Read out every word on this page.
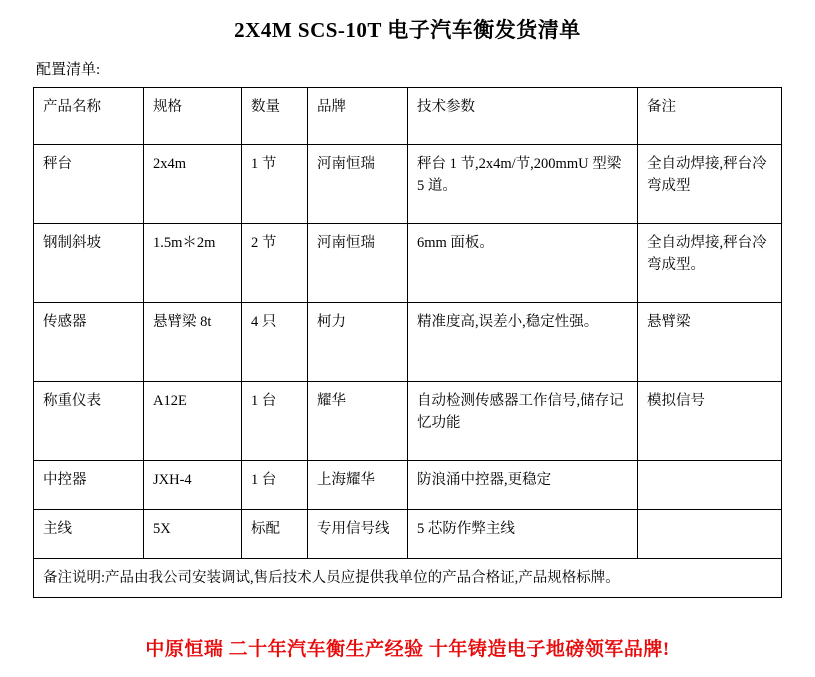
2X4M SCS-10T 电子汽车衡发货清单
配置清单:
产品名称	规格	数量	品牌	技术参数	备注
秤台	2x4m	1 节	河南恒瑞	秤台 1 节,2x4m/节,200mmU 型梁 5 道。	全自动焊接,秤台冷弯成型
钢制斜坡	1.5m＊2m	2 节	河南恒瑞	6mm 面板。	全自动焊接,秤台冷弯成型。
传感器	悬臂梁 8t	4 只	柯力	精准度高,误差小,稳定性强。	悬臂梁
称重仪表	A12E	1 台	耀华	自动检测传感器工作信号,储存记忆功能	模拟信号
中控器	JXH-4	1 台	上海耀华	防浪涌中控器,更稳定	
主线	5X	标配	专用信号线	5 芯防作弊主线	
备注说明:产品由我公司安装调试,售后技术人员应提供我单位的产品合格证,产品规格标牌。					
中原恒瑞 二十年汽车衡生产经验 十年铸造电子地磅领军品牌!
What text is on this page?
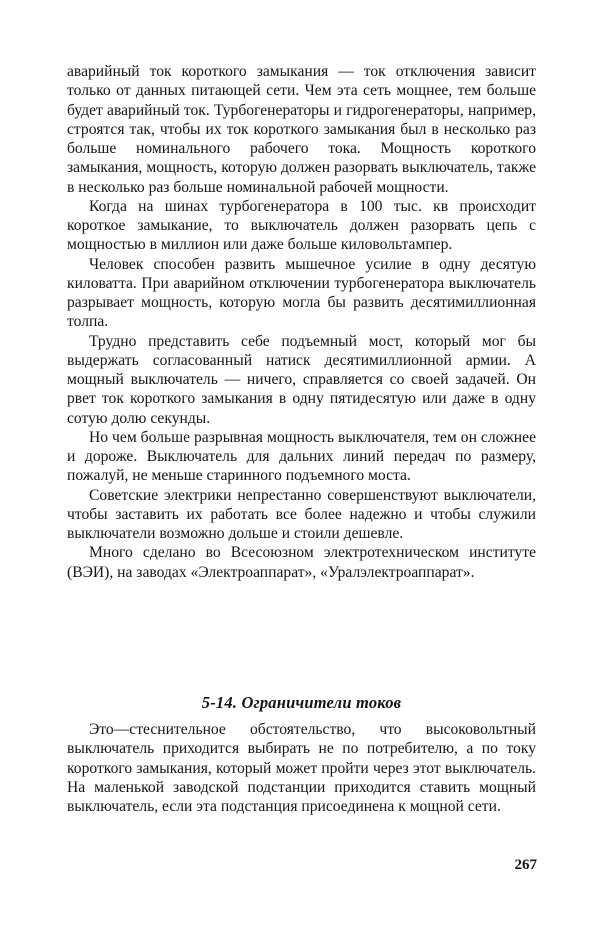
аварийный ток короткого замыкания — ток отключения зависит только от данных питающей сети. Чем эта сеть мощнее, тем больше будет аварийный ток. Турбогенераторы и гидрогенераторы, например, строятся так, чтобы их ток короткого замыкания был в несколько раз больше номинального рабочего тока. Мощность короткого замыкания, мощность, которую должен разорвать выключатель, также в несколько раз больше номинальной рабочей мощности.

Когда на шинах турбогенератора в 100 тыс. кв происходит короткое замыкание, то выключатель должен разорвать цепь с мощностью в миллион или даже больше киловольтампер.

Человек способен развить мышечное усилие в одну десятую киловатта. При аварийном отключении турбогенератора выключатель разрывает мощность, которую могла бы развить десятимиллионная толпа.

Трудно представить себе подъемный мост, который мог бы выдержать согласованный натиск десятимиллионной армии. А мощный выключатель — ничего, справляется со своей задачей. Он рвет ток короткого замыкания в одну пятидесятую или даже в одну сотую долю секунды.

Но чем больше разрывная мощность выключателя, тем он сложнее и дороже. Выключатель для дальних линий передач по размеру, пожалуй, не меньше старинного подъемного моста.

Советские электрики непрестанно совершенствуют выключатели, чтобы заставить их работать все более надежно и чтобы служили выключатели возможно дольше и стоили дешевле.

Много сделано во Всесоюзном электротехническом институте (ВЭИ), на заводах «Электроаппарат», «Уралэлектроаппарат».

5-14. Ограничители токов

Это—стеснительное обстоятельство, что высоковольтный выключатель приходится выбирать не по потребителю, а по току короткого замыкания, который может пройти через этот выключатель. На маленькой заводской подстанции приходится ставить мощный выключатель, если эта подстанция присоединена к мощной сети.

267
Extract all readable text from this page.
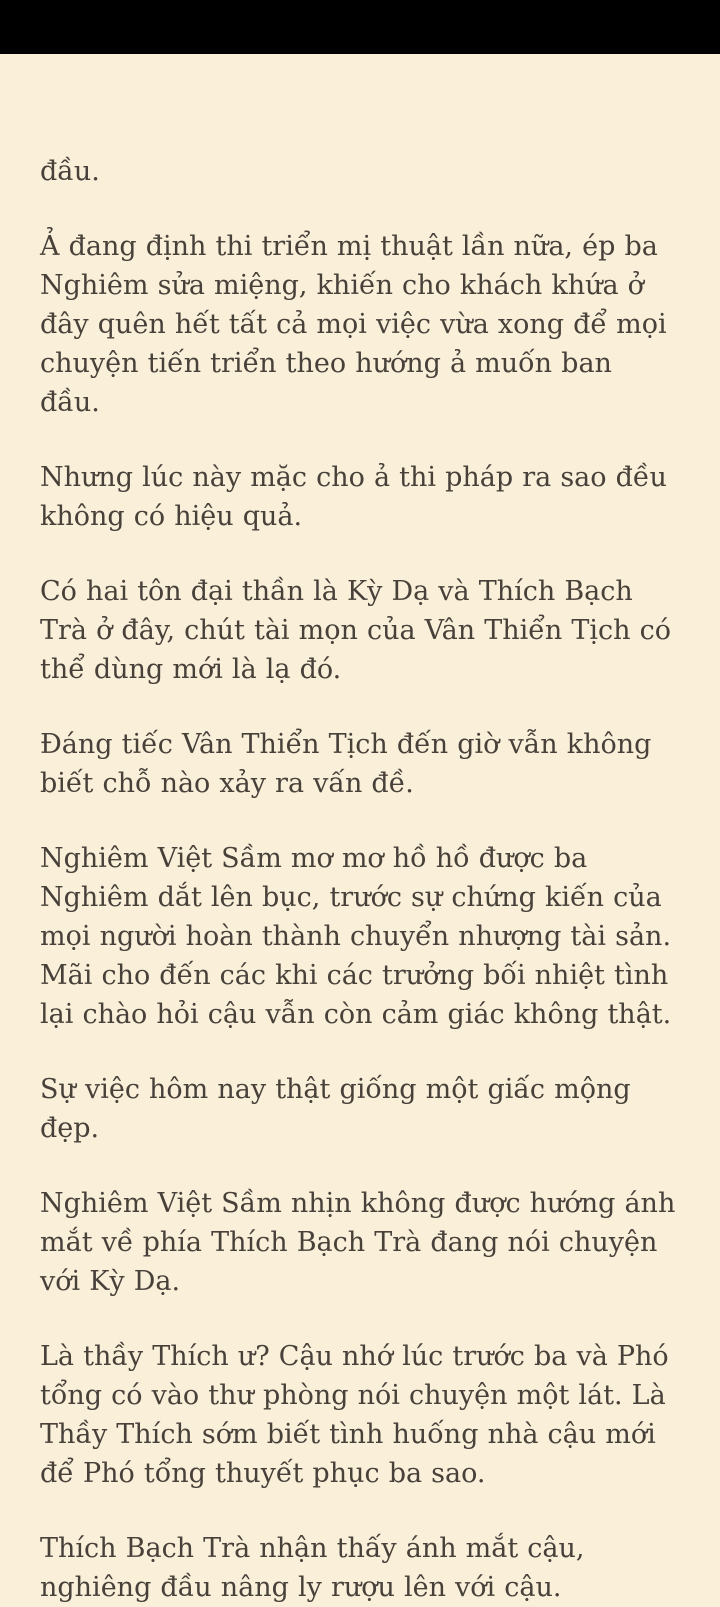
đầu.

Ả đang định thi triển mị thuật lần nữa, ép ba Nghiêm sửa miệng, khiến cho khách khứa ở đây quên hết tất cả mọi việc vừa xong để mọi chuyện tiến triển theo hướng ả muốn ban đầu.

Nhưng lúc này mặc cho ả thi pháp ra sao đều không có hiệu quả.

Có hai tôn đại thần là Kỳ Dạ và Thích Bạch Trà ở đây, chút tài mọn của Vân Thiển Tịch có thể dùng mới là lạ đó.

Đáng tiếc Vân Thiển Tịch đến giờ vẫn không biết chỗ nào xảy ra vấn đề.

Nghiêm Việt Sầm mơ mơ hồ hồ được ba Nghiêm dắt lên bục, trước sự chứng kiến của mọi người hoàn thành chuyển nhượng tài sản. Mãi cho đến các khi các trưởng bối nhiệt tình lại chào hỏi cậu vẫn còn cảm giác không thật.

Sự việc hôm nay thật giống một giấc mộng đẹp.

Nghiêm Việt Sầm nhịn không được hướng ánh mắt về phía Thích Bạch Trà đang nói chuyện với Kỳ Dạ.

Là thầy Thích ư? Cậu nhớ lúc trước ba và Phó tổng có vào thư phòng nói chuyện một lát. Là Thầy Thích sớm biết tình huống nhà cậu mới để Phó tổng thuyết phục ba sao.

Thích Bạch Trà nhận thấy ánh mắt cậu, nghiêng đầu nâng ly rượu lên với cậu.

-.-.-

▸ **WORK TO BE COMPLETED**
Check each line of the entries for the string "должен". Copy the lines that have it.

▸ **COMPLETE RESPONSE**
аварийный ток короткого замыкания — ток отключения зависит только от данных питающей сети. Чем эта сеть мощнее, тем больше будет аварийный ток. Турбогенераторы и гидрогенераторы, например, строятся так, чтобы их ток короткого замыкания был в несколько раз больше номинального рабочего тока. Мощность короткого замыкания, мощность, которую должен разорвать выключатель, также в несколько раз больше номинальной рабочей мощности.
Когда на шинах турбогенератора в 100 тыс. кв происходит короткое замыкание, то выключатель должен разорвать цепь с мощностью в миллион или даже больше киловольтампер.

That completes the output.